### Task directions
In the material below, identify each line bearing the word "text". Reproduce those lines.

____

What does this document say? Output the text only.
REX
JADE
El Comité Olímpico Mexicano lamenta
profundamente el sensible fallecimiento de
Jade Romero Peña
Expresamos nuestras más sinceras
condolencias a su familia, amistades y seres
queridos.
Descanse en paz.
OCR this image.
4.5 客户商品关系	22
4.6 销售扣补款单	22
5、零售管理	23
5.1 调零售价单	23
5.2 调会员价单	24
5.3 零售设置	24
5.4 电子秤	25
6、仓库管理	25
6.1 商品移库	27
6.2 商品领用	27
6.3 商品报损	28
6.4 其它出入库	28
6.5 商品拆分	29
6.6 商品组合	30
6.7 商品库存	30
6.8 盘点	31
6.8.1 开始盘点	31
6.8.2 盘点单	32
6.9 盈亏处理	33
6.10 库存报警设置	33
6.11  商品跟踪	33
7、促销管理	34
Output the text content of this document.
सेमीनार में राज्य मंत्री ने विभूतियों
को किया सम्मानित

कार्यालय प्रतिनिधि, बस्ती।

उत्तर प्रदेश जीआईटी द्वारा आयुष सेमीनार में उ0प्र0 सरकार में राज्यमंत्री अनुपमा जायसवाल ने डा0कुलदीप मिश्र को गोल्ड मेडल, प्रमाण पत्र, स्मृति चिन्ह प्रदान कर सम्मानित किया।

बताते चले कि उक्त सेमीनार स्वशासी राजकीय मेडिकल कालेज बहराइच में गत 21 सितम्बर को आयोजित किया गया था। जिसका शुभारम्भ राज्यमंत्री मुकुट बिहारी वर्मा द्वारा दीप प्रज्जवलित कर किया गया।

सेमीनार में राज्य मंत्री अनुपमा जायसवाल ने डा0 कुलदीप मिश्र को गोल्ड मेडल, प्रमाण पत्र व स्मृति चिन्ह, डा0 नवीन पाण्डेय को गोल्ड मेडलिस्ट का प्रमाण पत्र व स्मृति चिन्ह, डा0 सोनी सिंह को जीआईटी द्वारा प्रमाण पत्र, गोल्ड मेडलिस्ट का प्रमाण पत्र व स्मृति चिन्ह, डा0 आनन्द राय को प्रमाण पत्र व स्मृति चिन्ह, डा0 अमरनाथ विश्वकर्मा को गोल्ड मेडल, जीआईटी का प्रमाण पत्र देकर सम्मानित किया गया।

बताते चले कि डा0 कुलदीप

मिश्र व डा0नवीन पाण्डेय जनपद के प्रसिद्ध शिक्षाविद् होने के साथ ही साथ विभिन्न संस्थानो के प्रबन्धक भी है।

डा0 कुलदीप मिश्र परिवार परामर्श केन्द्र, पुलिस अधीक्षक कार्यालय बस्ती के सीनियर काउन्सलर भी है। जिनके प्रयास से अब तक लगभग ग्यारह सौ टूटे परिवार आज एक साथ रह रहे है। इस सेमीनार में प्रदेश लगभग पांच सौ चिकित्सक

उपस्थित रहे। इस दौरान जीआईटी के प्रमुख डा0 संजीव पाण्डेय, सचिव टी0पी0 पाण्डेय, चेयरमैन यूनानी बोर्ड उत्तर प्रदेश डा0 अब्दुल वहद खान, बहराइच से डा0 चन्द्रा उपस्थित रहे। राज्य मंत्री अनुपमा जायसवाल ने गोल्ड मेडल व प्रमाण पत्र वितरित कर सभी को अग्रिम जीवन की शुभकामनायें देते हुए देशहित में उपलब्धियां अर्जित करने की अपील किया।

____

### Response
What does this document say? Output the text only.
Output the text content of this document.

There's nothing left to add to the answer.